▸ RECORDS SUPPLIED
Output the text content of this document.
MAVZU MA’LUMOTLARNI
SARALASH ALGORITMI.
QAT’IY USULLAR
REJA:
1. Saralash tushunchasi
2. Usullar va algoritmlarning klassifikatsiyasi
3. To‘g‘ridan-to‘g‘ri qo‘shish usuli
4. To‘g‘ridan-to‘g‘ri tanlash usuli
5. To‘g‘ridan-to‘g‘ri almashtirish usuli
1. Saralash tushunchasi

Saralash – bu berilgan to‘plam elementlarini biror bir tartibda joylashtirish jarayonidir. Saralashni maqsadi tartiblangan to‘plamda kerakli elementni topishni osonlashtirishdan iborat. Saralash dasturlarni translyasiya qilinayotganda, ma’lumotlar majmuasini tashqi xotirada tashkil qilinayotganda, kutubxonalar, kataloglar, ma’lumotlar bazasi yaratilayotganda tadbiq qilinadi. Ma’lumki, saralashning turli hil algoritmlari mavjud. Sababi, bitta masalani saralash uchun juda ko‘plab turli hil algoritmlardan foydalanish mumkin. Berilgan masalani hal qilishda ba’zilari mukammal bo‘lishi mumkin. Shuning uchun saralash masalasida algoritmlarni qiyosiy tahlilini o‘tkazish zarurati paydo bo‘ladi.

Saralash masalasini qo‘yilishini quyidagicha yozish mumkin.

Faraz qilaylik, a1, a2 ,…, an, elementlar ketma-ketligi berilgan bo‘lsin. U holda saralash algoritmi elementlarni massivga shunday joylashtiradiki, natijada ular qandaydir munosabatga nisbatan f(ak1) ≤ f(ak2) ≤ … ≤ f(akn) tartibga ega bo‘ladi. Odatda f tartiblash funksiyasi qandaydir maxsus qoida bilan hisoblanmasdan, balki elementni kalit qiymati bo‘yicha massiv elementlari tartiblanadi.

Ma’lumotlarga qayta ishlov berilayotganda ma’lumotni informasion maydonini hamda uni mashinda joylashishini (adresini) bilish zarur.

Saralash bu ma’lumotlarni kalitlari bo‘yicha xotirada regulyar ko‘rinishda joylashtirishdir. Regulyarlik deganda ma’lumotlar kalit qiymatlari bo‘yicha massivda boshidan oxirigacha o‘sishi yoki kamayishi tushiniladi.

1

▸ TASK REQUIREMENTS
Read the entries and select each line where the word "usuli" is found.

▸ COMPLETE OUTPUT
3. To‘g‘ridan-to‘g‘ri qo‘shish usuli
4. To‘g‘ridan-to‘g‘ri tanlash usuli
5. To‘g‘ridan-to‘g‘ri almashtirish usuli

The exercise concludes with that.